■ Fragmento del documento

# # #

Monbiot da una pista importante: comparando 2016 con 1976, los británicos consumen actualmente por persona la mitad de leche líquida (y casi toda desnatada), tres veces más helados, cinco veces más yogures y 39 veces más postres lácteos. Esta denominación técnica incluye natillas, mousses, flanes, chocolates de sabores, gelatinas, etc. Es un indicador importante, en España su consumo es de más de 6 kilos al año, tanto como el de queso. En conjunto, la leche líquida retrocede y los derivados lácteos avanzan. Su consumo respectivo por persona fue de 73 kilos de leche contra 38 de postres, yogures, helados y batidos. Pero el gasto respectivo fue de 52 eurillos contra 129 eurazos.
No es de extrañar que las grandes firmas de alimentación estén dejando de lado la leche vulgar y dedicando grandes esfuerzos en investigación y desarrollo a la formulación de derivados lácteos cada vez más sofisticados y con mayor valor añadido, como se dice en jerga financiera. De ahí el esplendor de los armarios de lácteos refrigerados en los supermercados. Quien dice derivados lácteos puede decir derivados de cereales: el pan corriente redujo sus ventas al mismo ritmo que las aumentó el sector de cereales de desayuno y galletas variadas. Las antiguas e inocentes galletas María han evolucionado en una compleja variedad de galletas de placer, de desayuno e incluso “saludables”.

# # #

■ Datos proporcionados
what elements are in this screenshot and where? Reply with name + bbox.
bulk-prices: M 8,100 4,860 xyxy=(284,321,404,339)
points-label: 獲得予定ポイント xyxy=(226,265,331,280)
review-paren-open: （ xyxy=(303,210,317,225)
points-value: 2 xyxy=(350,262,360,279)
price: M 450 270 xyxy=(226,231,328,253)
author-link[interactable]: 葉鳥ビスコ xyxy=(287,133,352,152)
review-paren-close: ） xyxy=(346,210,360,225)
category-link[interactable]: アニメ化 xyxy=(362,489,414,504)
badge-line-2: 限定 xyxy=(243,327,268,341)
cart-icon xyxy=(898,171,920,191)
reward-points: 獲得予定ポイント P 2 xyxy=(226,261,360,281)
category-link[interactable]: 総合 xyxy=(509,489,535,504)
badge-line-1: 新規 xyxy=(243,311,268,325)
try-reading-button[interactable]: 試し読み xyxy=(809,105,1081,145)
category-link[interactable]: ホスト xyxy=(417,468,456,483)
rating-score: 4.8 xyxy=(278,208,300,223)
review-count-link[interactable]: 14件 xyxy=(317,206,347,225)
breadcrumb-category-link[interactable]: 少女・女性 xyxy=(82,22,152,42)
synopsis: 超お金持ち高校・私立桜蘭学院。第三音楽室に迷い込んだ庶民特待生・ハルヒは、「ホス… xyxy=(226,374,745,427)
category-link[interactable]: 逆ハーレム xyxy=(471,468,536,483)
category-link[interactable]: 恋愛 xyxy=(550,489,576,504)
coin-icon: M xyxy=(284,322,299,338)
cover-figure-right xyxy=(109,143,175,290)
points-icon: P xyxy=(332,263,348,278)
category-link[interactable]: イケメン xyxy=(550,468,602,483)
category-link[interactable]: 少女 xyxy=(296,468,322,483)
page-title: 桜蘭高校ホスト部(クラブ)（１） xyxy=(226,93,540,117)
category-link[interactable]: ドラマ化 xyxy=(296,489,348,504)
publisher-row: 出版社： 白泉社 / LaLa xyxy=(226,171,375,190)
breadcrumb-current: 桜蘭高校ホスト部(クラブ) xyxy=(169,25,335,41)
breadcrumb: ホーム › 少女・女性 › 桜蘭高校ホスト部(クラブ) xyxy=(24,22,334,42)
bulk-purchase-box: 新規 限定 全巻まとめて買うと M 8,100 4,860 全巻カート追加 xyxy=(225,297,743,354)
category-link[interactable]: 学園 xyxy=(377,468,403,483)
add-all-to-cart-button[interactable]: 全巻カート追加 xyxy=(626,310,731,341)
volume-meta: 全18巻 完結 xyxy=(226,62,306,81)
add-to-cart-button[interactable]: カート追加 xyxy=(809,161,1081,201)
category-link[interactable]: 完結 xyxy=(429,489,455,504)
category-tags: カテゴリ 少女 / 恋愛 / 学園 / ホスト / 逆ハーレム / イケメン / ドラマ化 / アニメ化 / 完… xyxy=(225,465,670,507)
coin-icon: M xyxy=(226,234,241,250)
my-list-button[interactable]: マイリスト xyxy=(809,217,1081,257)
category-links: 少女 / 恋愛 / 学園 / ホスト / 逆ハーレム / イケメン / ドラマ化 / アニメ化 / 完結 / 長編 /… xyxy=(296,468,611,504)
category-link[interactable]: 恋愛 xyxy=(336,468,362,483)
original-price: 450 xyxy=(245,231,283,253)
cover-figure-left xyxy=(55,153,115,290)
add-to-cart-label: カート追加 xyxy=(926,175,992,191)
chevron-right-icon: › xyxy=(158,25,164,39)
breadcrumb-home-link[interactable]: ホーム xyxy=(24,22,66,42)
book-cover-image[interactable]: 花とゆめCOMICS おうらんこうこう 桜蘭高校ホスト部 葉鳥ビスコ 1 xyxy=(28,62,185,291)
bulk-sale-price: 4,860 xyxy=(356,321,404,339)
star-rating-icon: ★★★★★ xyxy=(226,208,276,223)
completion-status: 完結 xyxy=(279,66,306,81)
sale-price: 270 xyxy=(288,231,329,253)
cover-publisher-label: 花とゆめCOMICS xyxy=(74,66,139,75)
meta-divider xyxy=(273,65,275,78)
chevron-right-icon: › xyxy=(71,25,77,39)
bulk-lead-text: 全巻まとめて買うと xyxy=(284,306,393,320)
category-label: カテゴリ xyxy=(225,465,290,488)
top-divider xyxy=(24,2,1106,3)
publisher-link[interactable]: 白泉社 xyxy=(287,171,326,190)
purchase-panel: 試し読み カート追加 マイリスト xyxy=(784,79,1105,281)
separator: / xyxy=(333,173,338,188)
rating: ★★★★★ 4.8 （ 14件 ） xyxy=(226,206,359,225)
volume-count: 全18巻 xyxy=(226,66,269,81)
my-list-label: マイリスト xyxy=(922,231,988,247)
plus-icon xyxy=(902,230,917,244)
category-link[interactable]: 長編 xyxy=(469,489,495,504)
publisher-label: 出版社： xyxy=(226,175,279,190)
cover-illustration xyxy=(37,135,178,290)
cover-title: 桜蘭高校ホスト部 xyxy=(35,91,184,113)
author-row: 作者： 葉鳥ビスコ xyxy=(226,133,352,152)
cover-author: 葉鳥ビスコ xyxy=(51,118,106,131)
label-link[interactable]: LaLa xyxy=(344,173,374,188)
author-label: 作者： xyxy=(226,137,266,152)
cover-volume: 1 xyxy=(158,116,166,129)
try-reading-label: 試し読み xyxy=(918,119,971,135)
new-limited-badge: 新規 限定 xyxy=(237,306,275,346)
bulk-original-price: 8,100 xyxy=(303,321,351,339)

# # #

■ Tareas propuestas
(1) Según el fragmento sobre el consumo de lácteos, ¿cuántas veces más postres lácteos consumen por persona los británicos en 2016 que en 1976?
(2) Reproduce todo el fragmento sobre el consumo de lácteos, desde "Monbiot da una" hasta "contra 129 eurazos.".
(3) Continúa el fragmento sobre el consumo de lácteos a partir de donde termina.
Los registros no guardan ninguna relación con el fragmento.

■ Respuestas
(1) 39 veces más.

(2)
Monbiot da una pista importante: comparando 2016 con 1976, los británicos consumen actualmente por persona la mitad de leche líquida (y casi toda desnatada), tres veces más helados, cinco veces más yogures y 39 veces más postres lácteos. Esta denominación técnica incluye natillas, mousses, flanes, chocolates de sabores, gelatinas, etc. Es un indicador importante, en España su consumo es de más de 6 kilos al año, tanto como el de queso. En conjunto, la leche líquida retrocede y los derivados lácteos avanzan. Su consumo respectivo por persona fue de 73 kilos de leche contra 38 de postres, yogures, helados y batidos. Pero el gasto respectivo fue de 52 eurillos contra 129 eurazos.

(3)
Todos estos productos se construyen con una base de materia prima barata (leche, harina refinada de trigo o maíz) dopada con cantidades variables de azúcar y aceite de palma e infinidad de aditivos, texturizantes, saborizantes y colorantes. Otros productos más complejos, los platos precocinados, debe incluir algo de carne, pescado o legumbres en su composición, pero siguen partiendo de materias primas baratas. El colmo es el sector de las bebidas refrescantes, que funciona a base de agua, mucha azúcar y pequeños porcentajes de zumo procedente de concentrado o incluso nada de zumo en absoluto.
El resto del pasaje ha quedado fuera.